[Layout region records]
[start]
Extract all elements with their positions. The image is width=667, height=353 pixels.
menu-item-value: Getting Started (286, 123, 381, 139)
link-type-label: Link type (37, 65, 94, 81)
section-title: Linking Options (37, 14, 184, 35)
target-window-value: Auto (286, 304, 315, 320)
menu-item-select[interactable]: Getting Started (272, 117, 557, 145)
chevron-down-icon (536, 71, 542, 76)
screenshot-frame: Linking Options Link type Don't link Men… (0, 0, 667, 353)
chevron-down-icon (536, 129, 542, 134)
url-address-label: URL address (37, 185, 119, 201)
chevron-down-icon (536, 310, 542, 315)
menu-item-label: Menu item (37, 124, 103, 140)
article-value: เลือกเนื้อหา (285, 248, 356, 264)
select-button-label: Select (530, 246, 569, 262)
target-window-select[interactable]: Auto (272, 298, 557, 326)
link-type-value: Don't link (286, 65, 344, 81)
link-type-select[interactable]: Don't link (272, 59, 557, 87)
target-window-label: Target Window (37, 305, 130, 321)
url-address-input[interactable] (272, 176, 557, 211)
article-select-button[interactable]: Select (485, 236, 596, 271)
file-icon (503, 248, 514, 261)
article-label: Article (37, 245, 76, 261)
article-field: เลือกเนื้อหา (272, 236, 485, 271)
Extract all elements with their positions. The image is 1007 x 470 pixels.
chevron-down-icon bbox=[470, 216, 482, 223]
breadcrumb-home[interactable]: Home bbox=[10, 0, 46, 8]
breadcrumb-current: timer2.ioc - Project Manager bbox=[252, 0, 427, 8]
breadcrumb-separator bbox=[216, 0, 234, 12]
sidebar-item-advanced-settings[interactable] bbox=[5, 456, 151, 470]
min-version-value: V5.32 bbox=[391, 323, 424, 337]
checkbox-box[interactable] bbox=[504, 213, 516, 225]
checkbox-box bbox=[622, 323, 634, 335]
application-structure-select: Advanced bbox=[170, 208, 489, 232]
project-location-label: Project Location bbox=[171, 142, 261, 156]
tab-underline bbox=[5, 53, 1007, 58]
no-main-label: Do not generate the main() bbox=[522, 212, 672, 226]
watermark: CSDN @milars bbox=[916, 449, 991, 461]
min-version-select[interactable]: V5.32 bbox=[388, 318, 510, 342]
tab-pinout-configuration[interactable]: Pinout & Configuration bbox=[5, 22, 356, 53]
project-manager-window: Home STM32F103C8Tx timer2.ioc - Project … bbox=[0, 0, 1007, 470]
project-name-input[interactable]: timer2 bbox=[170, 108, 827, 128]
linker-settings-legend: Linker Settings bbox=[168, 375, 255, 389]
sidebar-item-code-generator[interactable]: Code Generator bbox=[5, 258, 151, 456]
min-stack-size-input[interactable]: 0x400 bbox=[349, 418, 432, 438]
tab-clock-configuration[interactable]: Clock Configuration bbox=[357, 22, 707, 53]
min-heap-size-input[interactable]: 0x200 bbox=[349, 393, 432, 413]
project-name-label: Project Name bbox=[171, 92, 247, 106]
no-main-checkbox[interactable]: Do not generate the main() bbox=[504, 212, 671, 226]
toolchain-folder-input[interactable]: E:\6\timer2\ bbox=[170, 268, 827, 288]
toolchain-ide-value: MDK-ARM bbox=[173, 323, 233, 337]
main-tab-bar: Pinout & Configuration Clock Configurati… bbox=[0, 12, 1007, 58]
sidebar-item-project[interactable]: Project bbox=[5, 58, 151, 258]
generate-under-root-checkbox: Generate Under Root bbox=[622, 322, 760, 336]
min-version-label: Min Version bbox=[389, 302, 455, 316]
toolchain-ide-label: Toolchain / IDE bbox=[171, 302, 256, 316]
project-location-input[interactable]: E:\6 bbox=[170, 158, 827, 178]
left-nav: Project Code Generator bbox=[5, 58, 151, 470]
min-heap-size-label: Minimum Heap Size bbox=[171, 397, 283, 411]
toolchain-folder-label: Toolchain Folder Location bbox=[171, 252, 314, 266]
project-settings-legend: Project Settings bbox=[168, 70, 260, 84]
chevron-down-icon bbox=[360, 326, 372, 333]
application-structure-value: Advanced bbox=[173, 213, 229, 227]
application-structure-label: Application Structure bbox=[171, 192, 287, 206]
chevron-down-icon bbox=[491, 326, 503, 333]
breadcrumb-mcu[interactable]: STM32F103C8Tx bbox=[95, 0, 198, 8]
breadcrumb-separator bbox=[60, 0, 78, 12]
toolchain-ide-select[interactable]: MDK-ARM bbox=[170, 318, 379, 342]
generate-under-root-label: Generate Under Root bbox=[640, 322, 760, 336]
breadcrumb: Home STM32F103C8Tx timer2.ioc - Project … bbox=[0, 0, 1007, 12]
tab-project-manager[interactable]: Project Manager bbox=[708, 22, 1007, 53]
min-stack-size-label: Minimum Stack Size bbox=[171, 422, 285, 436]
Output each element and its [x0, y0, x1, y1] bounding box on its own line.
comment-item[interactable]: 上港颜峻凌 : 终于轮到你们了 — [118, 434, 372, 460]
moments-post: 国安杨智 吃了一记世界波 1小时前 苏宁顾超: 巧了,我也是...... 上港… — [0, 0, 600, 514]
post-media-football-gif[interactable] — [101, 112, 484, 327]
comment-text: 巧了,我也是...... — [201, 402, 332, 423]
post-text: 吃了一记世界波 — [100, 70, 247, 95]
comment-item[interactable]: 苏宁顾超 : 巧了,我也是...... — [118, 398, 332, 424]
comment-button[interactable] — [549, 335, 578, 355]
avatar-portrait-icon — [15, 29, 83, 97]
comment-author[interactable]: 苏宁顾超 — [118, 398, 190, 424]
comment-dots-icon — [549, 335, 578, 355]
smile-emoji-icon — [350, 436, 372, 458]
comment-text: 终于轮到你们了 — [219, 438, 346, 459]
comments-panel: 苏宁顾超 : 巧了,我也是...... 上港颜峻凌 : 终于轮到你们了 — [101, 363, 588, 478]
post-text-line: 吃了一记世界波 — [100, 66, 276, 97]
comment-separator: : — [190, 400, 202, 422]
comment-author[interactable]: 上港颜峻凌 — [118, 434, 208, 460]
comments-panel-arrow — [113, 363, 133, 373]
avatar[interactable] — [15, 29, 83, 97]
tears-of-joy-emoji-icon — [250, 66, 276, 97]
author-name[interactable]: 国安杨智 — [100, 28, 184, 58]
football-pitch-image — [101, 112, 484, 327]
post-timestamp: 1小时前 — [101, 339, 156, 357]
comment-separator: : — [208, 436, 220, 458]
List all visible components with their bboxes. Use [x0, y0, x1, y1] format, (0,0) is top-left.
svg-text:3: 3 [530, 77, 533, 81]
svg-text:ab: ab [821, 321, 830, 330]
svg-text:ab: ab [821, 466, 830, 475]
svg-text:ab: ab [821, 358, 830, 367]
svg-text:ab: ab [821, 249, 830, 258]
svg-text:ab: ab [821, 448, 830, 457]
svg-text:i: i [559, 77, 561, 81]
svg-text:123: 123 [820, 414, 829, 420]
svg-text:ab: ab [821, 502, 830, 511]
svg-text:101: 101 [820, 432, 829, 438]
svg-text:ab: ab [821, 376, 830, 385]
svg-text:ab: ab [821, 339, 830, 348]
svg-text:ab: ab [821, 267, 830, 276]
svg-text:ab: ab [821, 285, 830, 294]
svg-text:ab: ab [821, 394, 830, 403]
[end]
__Task directions__
Please write out the rows again without any change, beginning with the very first line and continuing through the line that contains "318, 510, 342]". Include both of those end lines.

__Finished exercise__
Extract all elements with their positions. The image is width=667, height=353 pixels.
menu-item-value: Getting Started (286, 123, 381, 139)
link-type-label: Link type (37, 65, 94, 81)
section-title: Linking Options (37, 14, 184, 35)
target-window-value: Auto (286, 304, 315, 320)
menu-item-select[interactable]: Getting Started (272, 117, 557, 145)
chevron-down-icon (536, 71, 542, 76)
screenshot-frame: Linking Options Link type Don't link Men… (0, 0, 667, 353)
chevron-down-icon (536, 129, 542, 134)
url-address-label: URL address (37, 185, 119, 201)
chevron-down-icon (536, 310, 542, 315)
menu-item-label: Menu item (37, 124, 103, 140)
article-value: เลือกเนื้อหา (285, 248, 356, 264)
select-button-label: Select (530, 246, 569, 262)
target-window-select[interactable]: Auto (272, 298, 557, 326)
link-type-value: Don't link (286, 65, 344, 81)
link-type-select[interactable]: Don't link (272, 59, 557, 87)
target-window-label: Target Window (37, 305, 130, 321)
url-address-input[interactable] (272, 176, 557, 211)
article-select-button[interactable]: Select (485, 236, 596, 271)
file-icon (503, 248, 514, 261)
article-label: Article (37, 245, 76, 261)
article-field: เลือกเนื้อหา (272, 236, 485, 271)
Extract all elements with their positions. The image is 1007 x 470 pixels.
chevron-down-icon bbox=[470, 216, 482, 223]
breadcrumb-home[interactable]: Home bbox=[10, 0, 46, 8]
breadcrumb-current: timer2.ioc - Project Manager bbox=[252, 0, 427, 8]
breadcrumb-separator bbox=[216, 0, 234, 12]
sidebar-item-advanced-settings[interactable] bbox=[5, 456, 151, 470]
min-version-value: V5.32 bbox=[391, 323, 424, 337]
checkbox-box[interactable] bbox=[504, 213, 516, 225]
checkbox-box bbox=[622, 323, 634, 335]
application-structure-select: Advanced bbox=[170, 208, 489, 232]
project-location-label: Project Location bbox=[171, 142, 261, 156]
tab-underline bbox=[5, 53, 1007, 58]
no-main-label: Do not generate the main() bbox=[522, 212, 672, 226]
watermark: CSDN @milars bbox=[916, 449, 991, 461]
min-version-select[interactable]: V5.32 bbox=[388, 318, 510, 342]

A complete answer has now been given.